Directions for this task = Print all of the entries exactly, minus the pictures.

## start Input material

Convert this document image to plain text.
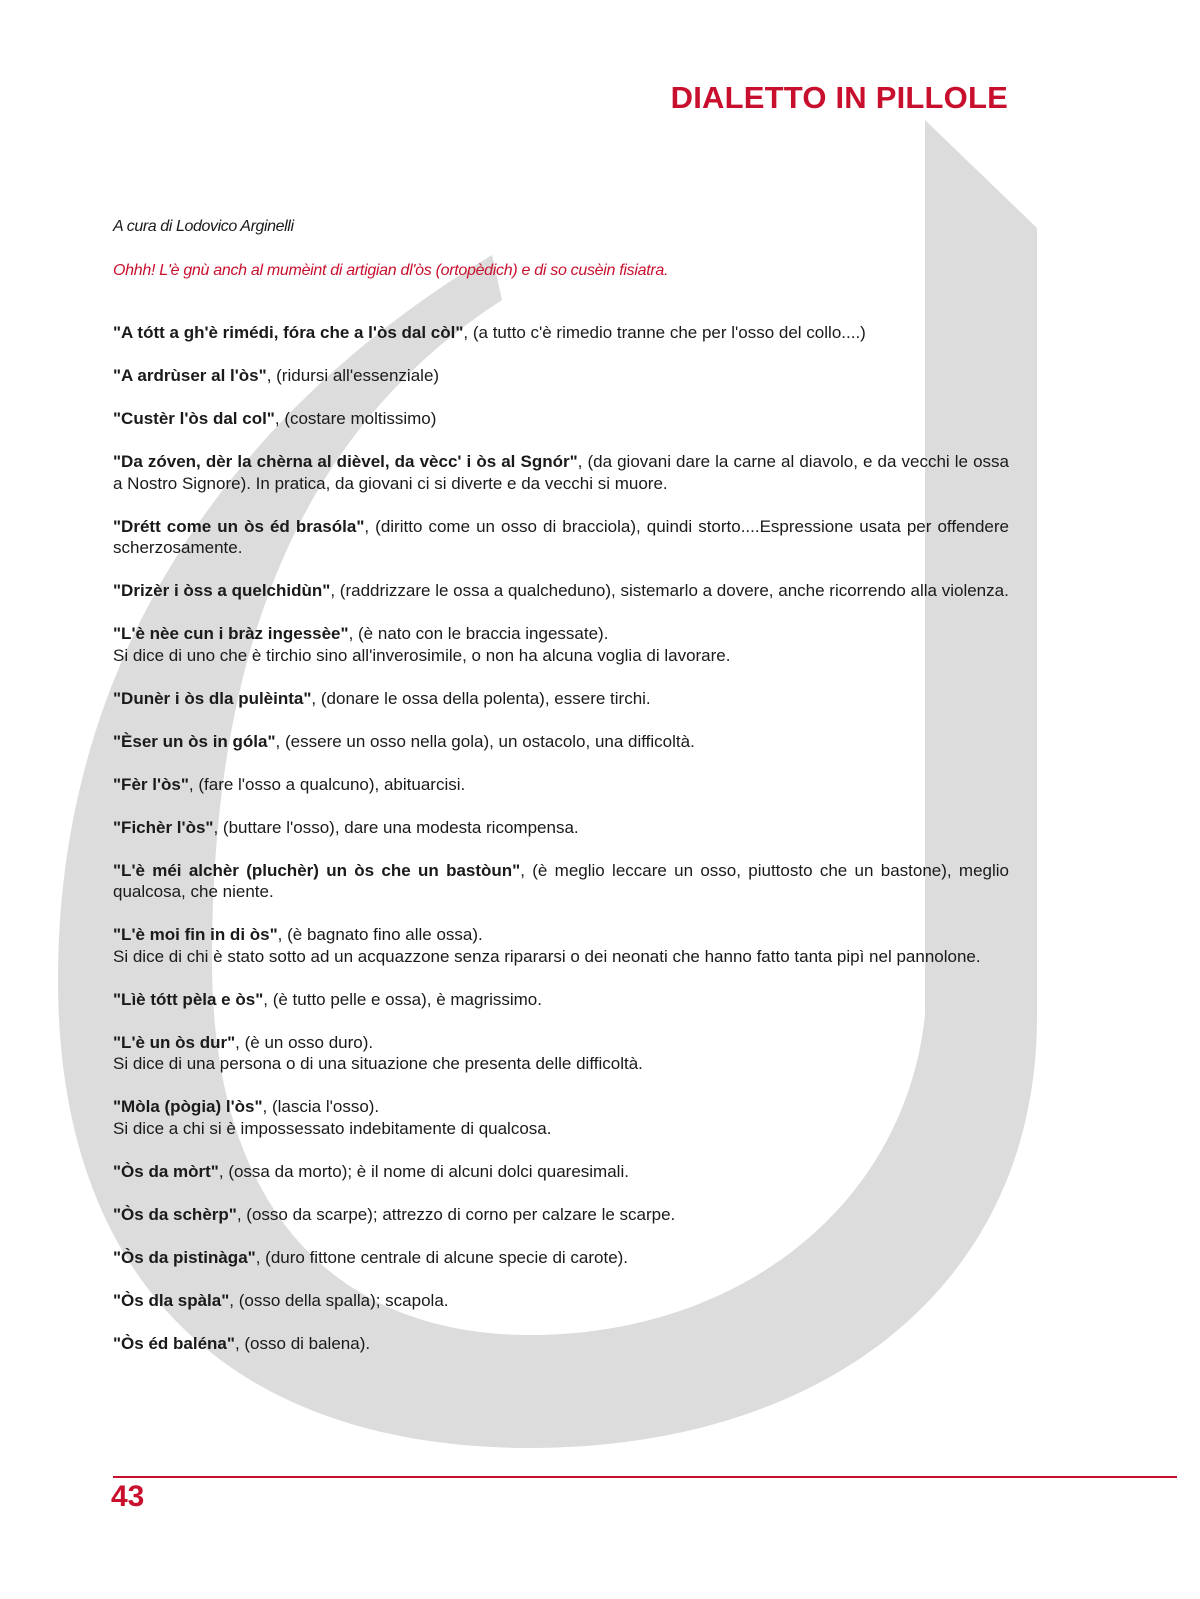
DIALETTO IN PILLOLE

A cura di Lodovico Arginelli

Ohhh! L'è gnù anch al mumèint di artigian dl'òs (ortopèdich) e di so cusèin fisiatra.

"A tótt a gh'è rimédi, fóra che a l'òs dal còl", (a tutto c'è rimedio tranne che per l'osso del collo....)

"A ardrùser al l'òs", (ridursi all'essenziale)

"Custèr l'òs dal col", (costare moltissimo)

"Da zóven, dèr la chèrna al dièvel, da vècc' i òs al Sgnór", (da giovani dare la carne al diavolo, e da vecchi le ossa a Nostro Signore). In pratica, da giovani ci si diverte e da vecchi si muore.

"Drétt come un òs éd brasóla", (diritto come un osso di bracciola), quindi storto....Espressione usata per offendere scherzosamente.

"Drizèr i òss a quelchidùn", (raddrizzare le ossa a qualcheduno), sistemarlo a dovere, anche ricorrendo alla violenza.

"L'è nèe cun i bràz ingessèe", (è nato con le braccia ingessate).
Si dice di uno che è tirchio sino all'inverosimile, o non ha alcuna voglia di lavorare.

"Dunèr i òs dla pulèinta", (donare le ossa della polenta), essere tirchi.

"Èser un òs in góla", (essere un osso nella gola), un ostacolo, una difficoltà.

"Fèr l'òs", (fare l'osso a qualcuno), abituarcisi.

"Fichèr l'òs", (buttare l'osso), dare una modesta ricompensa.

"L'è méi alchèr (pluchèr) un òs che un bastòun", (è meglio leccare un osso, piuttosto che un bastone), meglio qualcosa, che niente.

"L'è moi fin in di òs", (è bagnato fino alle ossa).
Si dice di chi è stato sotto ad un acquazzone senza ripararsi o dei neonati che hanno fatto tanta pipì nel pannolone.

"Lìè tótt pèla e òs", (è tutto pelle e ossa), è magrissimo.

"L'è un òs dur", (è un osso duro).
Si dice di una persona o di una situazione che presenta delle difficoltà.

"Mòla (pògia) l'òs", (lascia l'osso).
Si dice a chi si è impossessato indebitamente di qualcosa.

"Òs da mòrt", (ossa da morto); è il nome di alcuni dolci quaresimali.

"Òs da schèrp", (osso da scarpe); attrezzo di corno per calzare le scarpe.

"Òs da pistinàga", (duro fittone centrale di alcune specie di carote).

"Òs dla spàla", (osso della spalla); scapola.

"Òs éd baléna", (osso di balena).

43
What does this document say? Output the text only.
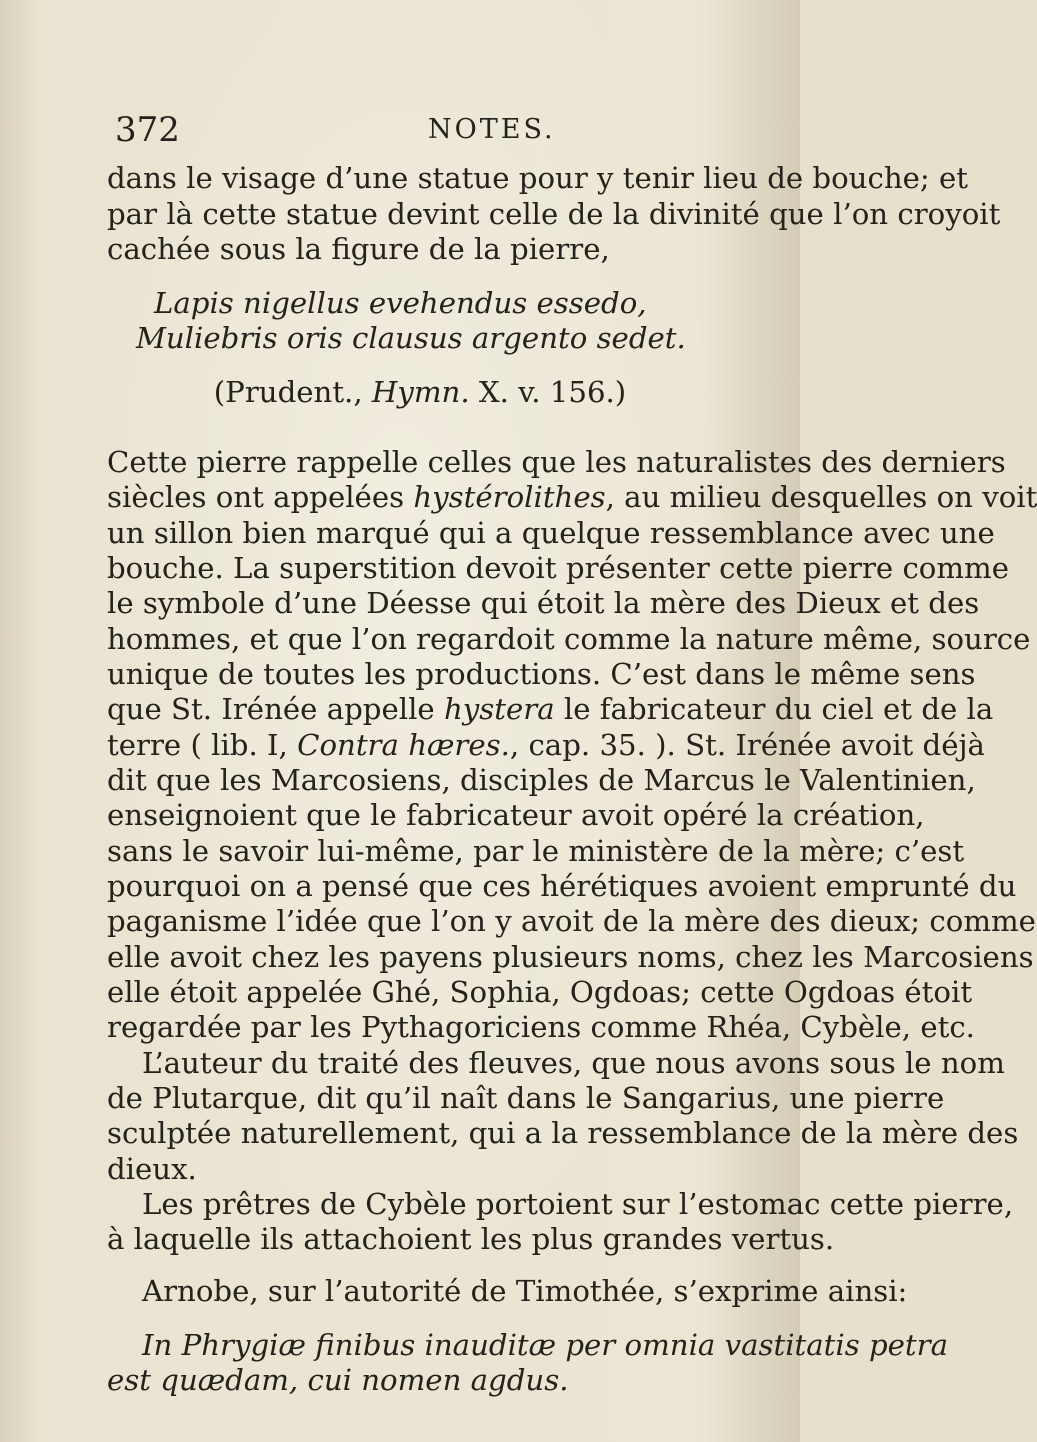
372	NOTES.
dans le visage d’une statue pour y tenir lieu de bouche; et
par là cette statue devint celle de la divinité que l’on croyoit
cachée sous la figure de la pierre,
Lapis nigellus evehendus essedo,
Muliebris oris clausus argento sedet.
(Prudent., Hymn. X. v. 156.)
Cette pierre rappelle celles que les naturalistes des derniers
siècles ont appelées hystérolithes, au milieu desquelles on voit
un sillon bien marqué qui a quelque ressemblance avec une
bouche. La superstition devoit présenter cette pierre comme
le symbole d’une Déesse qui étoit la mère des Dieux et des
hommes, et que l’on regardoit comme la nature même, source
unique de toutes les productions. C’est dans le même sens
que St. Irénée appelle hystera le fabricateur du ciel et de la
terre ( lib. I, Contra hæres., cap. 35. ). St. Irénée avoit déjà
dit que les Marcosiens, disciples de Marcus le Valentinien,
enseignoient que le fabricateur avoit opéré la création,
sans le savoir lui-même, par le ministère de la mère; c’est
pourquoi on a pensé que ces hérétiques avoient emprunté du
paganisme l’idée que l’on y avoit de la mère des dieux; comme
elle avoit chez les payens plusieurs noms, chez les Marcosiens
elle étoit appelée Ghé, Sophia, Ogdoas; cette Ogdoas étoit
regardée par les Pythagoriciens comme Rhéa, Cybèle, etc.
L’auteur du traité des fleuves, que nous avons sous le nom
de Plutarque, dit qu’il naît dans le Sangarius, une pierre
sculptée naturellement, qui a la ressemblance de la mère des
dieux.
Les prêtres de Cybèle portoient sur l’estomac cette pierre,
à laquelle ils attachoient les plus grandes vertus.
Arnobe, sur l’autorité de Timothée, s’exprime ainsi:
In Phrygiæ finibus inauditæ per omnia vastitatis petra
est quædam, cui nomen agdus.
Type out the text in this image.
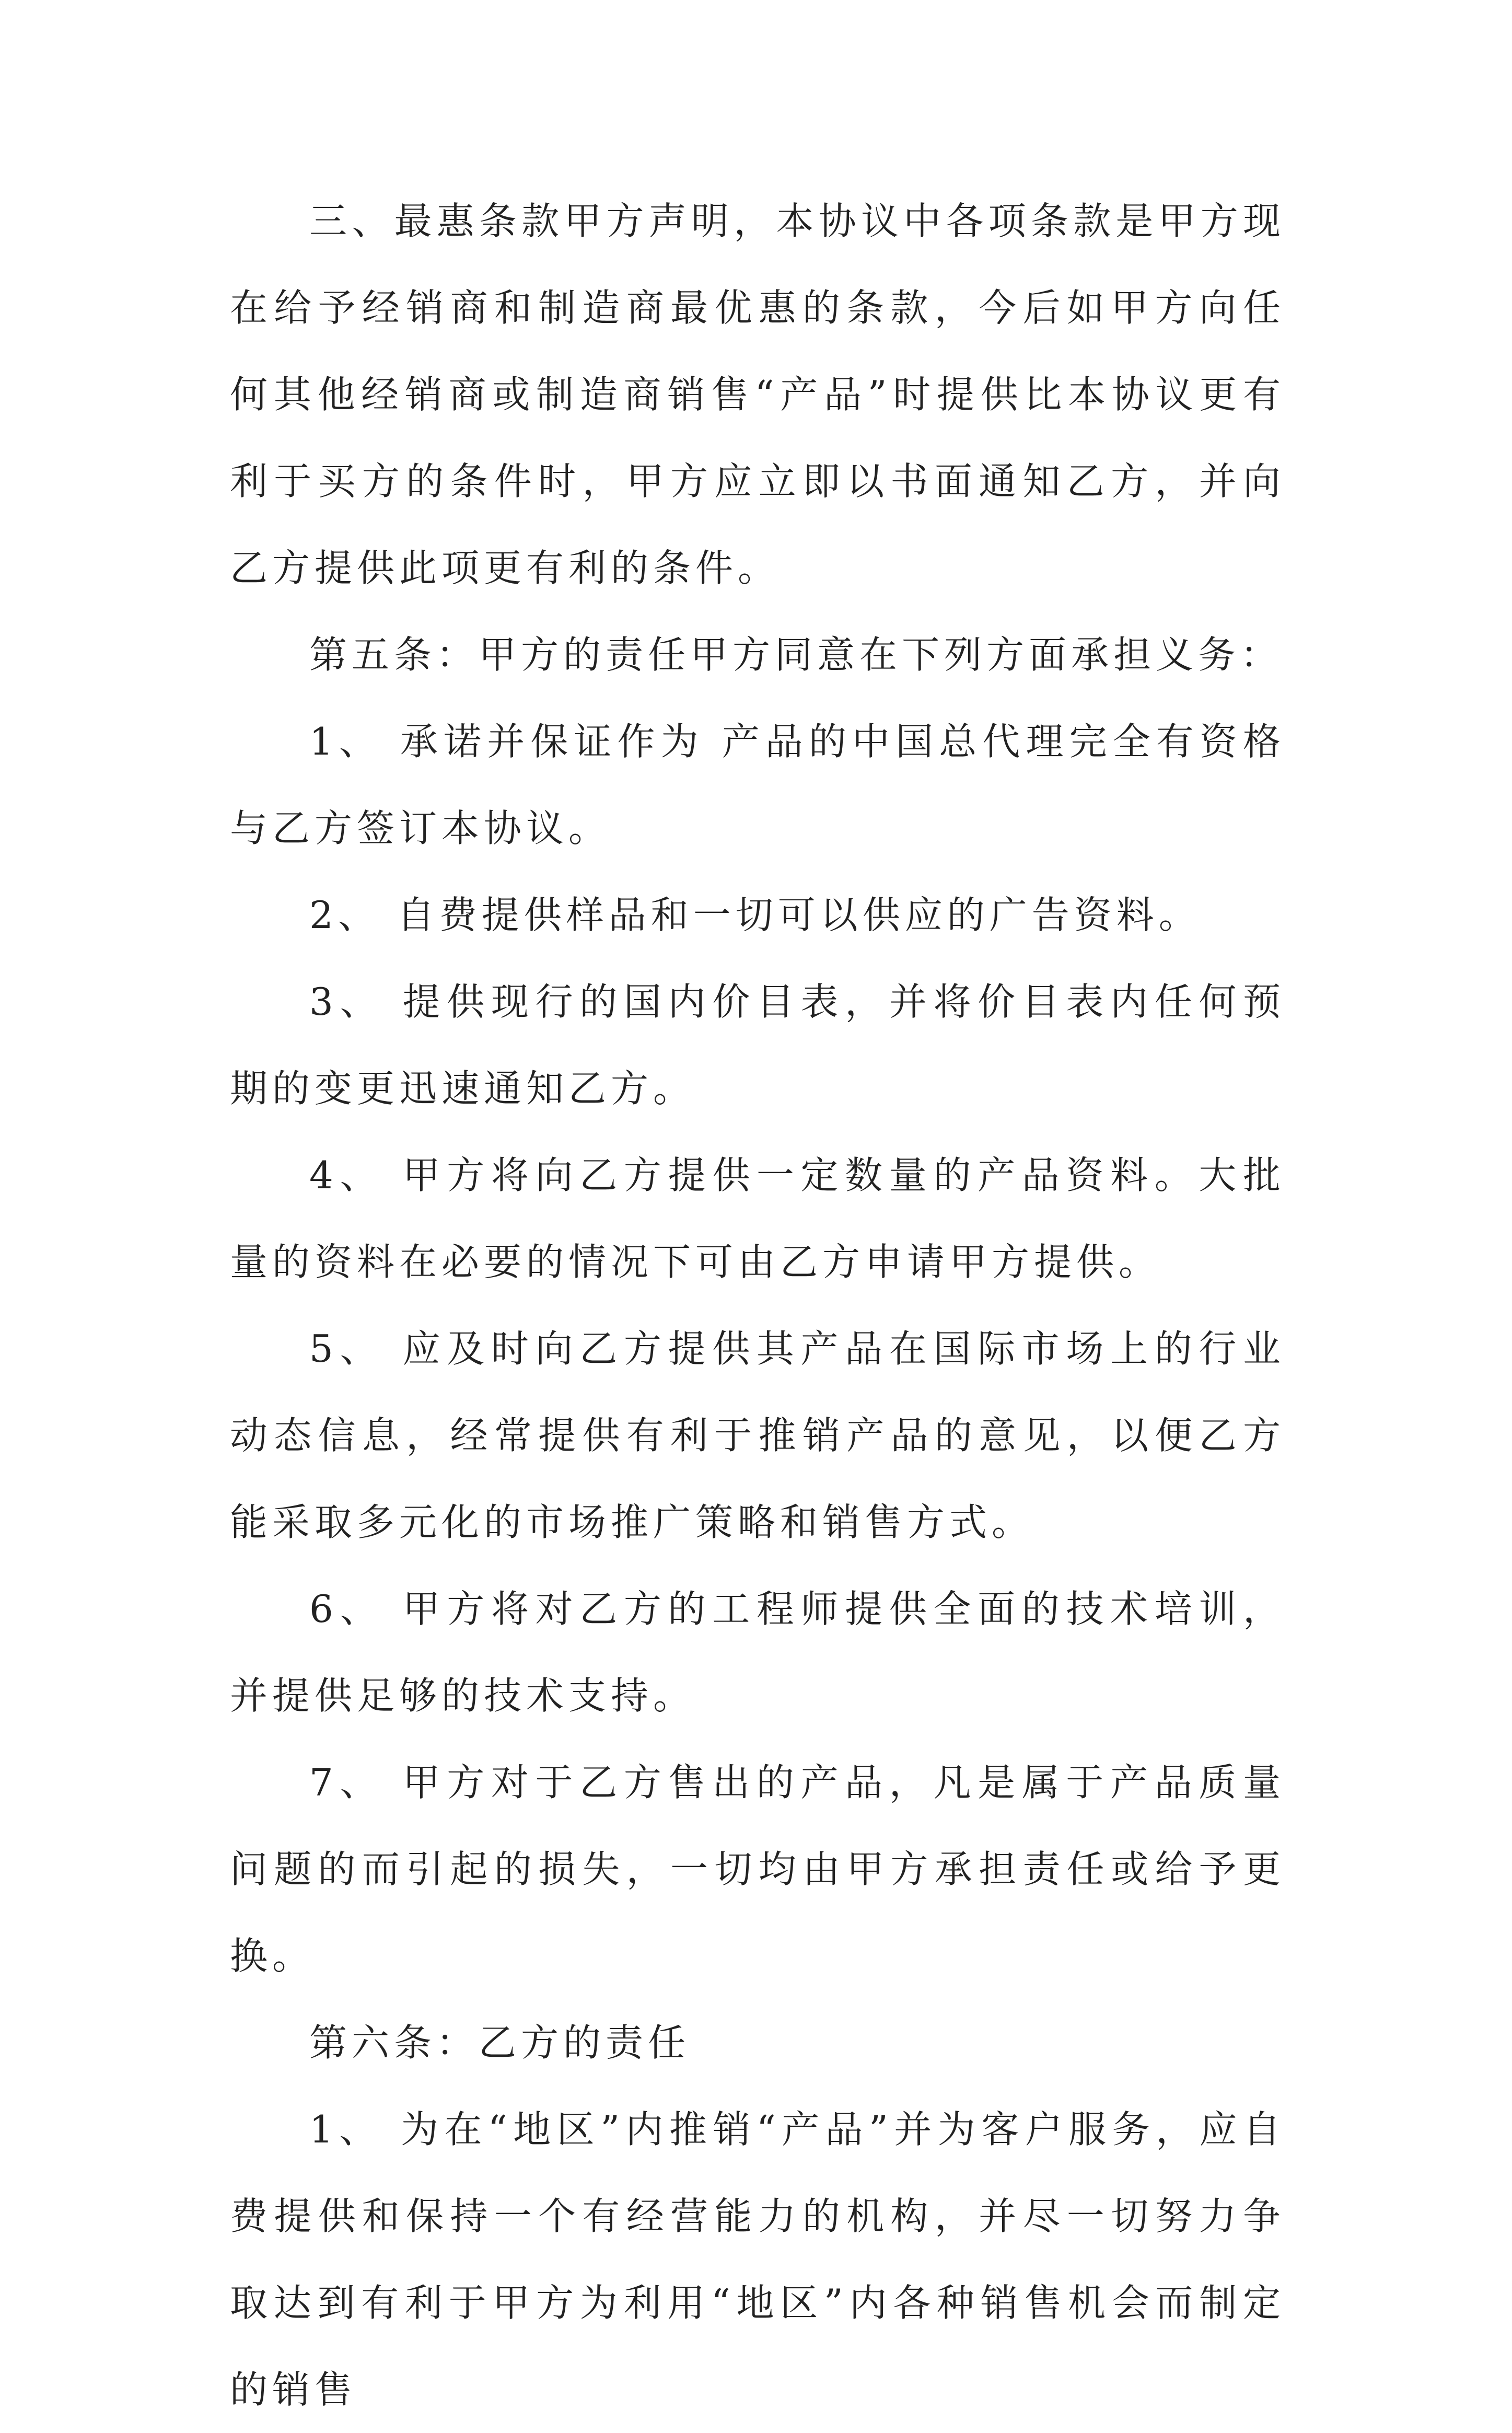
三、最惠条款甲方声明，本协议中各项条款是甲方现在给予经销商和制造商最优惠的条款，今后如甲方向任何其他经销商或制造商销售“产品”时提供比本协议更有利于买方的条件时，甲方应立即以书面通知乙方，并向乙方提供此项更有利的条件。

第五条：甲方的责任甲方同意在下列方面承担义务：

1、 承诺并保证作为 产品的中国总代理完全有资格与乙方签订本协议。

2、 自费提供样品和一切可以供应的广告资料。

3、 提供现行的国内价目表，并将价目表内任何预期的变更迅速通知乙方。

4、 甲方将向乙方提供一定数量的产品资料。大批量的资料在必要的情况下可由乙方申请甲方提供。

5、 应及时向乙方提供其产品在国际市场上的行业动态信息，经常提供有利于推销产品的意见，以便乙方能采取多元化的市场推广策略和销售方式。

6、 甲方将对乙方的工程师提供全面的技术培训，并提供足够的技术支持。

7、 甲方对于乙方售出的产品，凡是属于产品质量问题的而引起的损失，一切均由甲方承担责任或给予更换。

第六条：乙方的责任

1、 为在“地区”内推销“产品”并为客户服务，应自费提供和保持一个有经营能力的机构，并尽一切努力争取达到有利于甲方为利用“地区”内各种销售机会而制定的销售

## end Input material

Reply to the exercise =
Convert this document image to plain text.
DIALETTO IN PILLOLE

A cura di Lodovico Arginelli

Ohhh! L'è gnù anch al mumèint di artigian dl'òs (ortopèdich) e di so cusèin fisiatra.

"A tótt a gh'è rimédi, fóra che a l'òs dal còl", (a tutto c'è rimedio tranne che per l'osso del collo....)

"A ardrùser al l'òs", (ridursi all'essenziale)

"Custèr l'òs dal col", (costare moltissimo)

"Da zóven, dèr la chèrna al dièvel, da vècc' i òs al Sgnór", (da giovani dare la carne al diavolo, e da vecchi le ossa a Nostro Signore). In pratica, da giovani ci si diverte e da vecchi si muore.

"Drétt come un òs éd brasóla", (diritto come un osso di bracciola), quindi storto....Espressione usata per offendere scherzosamente.

"Drizèr i òss a quelchidùn", (raddrizzare le ossa a qualcheduno), sistemarlo a dovere, anche ricorrendo alla violenza.

"L'è nèe cun i bràz ingessèe", (è nato con le braccia ingessate).
Si dice di uno che è tirchio sino all'inverosimile, o non ha alcuna voglia di lavorare.

"Dunèr i òs dla pulèinta", (donare le ossa della polenta), essere tirchi.

"Èser un òs in góla", (essere un osso nella gola), un ostacolo, una difficoltà.

"Fèr l'òs", (fare l'osso a qualcuno), abituarcisi.

"Fichèr l'òs", (buttare l'osso), dare una modesta ricompensa.

"L'è méi alchèr (pluchèr) un òs che un bastòun", (è meglio leccare un osso, piuttosto che un bastone), meglio qualcosa, che niente.

"L'è moi fin in di òs", (è bagnato fino alle ossa).
Si dice di chi è stato sotto ad un acquazzone senza ripararsi o dei neonati che hanno fatto tanta pipì nel pannolone.

"Lìè tótt pèla e òs", (è tutto pelle e ossa), è magrissimo.

"L'è un òs dur", (è un osso duro).
Si dice di una persona o di una situazione che presenta delle difficoltà.

"Mòla (pògia) l'òs", (lascia l'osso).
Si dice a chi si è impossessato indebitamente di qualcosa.

"Òs da mòrt", (ossa da morto); è il nome di alcuni dolci quaresimali.

"Òs da schèrp", (osso da scarpe); attrezzo di corno per calzare le scarpe.

"Òs da pistinàga", (duro fittone centrale di alcune specie di carote).

"Òs dla spàla", (osso della spalla); scapola.

"Òs éd baléna", (osso di balena).

43
What does this document say? Output the text only.
372	NOTES.
dans le visage d’une statue pour y tenir lieu de bouche; et
par là cette statue devint celle de la divinité que l’on croyoit
cachée sous la figure de la pierre,
Lapis nigellus evehendus essedo,
Muliebris oris clausus argento sedet.
(Prudent., Hymn. X. v. 156.)
Cette pierre rappelle celles que les naturalistes des derniers
siècles ont appelées hystérolithes, au milieu desquelles on voit
un sillon bien marqué qui a quelque ressemblance avec une
bouche. La superstition devoit présenter cette pierre comme
le symbole d’une Déesse qui étoit la mère des Dieux et des
hommes, et que l’on regardoit comme la nature même, source
unique de toutes les productions. C’est dans le même sens
que St. Irénée appelle hystera le fabricateur du ciel et de la
terre ( lib. I, Contra hæres., cap. 35. ). St. Irénée avoit déjà
dit que les Marcosiens, disciples de Marcus le Valentinien,
enseignoient que le fabricateur avoit opéré la création,
sans le savoir lui-même, par le ministère de la mère; c’est
pourquoi on a pensé que ces hérétiques avoient emprunté du
paganisme l’idée que l’on y avoit de la mère des dieux; comme
elle avoit chez les payens plusieurs noms, chez les Marcosiens
elle étoit appelée Ghé, Sophia, Ogdoas; cette Ogdoas étoit
regardée par les Pythagoriciens comme Rhéa, Cybèle, etc.
L’auteur du traité des fleuves, que nous avons sous le nom
de Plutarque, dit qu’il naît dans le Sangarius, une pierre
sculptée naturellement, qui a la ressemblance de la mère des
dieux.
Les prêtres de Cybèle portoient sur l’estomac cette pierre,
à laquelle ils attachoient les plus grandes vertus.
Arnobe, sur l’autorité de Timothée, s’exprime ainsi:
In Phrygiæ finibus inauditæ per omnia vastitatis petra
est quædam, cui nomen agdus.
Type out the text in this image.
三、最惠条款甲方声明，本协议中各项条款是甲方现在给予经销商和制造商最优惠的条款，今后如甲方向任何其他经销商或制造商销售“产品”时提供比本协议更有利于买方的条件时，甲方应立即以书面通知乙方，并向乙方提供此项更有利的条件。

第五条：甲方的责任甲方同意在下列方面承担义务：

1、 承诺并保证作为 产品的中国总代理完全有资格与乙方签订本协议。

2、 自费提供样品和一切可以供应的广告资料。

3、 提供现行的国内价目表，并将价目表内任何预期的变更迅速通知乙方。

4、 甲方将向乙方提供一定数量的产品资料。大批量的资料在必要的情况下可由乙方申请甲方提供。

5、 应及时向乙方提供其产品在国际市场上的行业动态信息，经常提供有利于推销产品的意见，以便乙方能采取多元化的市场推广策略和销售方式。

6、 甲方将对乙方的工程师提供全面的技术培训，并提供足够的技术支持。

7、 甲方对于乙方售出的产品，凡是属于产品质量问题的而引起的损失，一切均由甲方承担责任或给予更换。

第六条：乙方的责任

1、 为在“地区”内推销“产品”并为客户服务，应自费提供和保持一个有经营能力的机构，并尽一切努力争取达到有利于甲方为利用“地区”内各种销售机会而制定的销售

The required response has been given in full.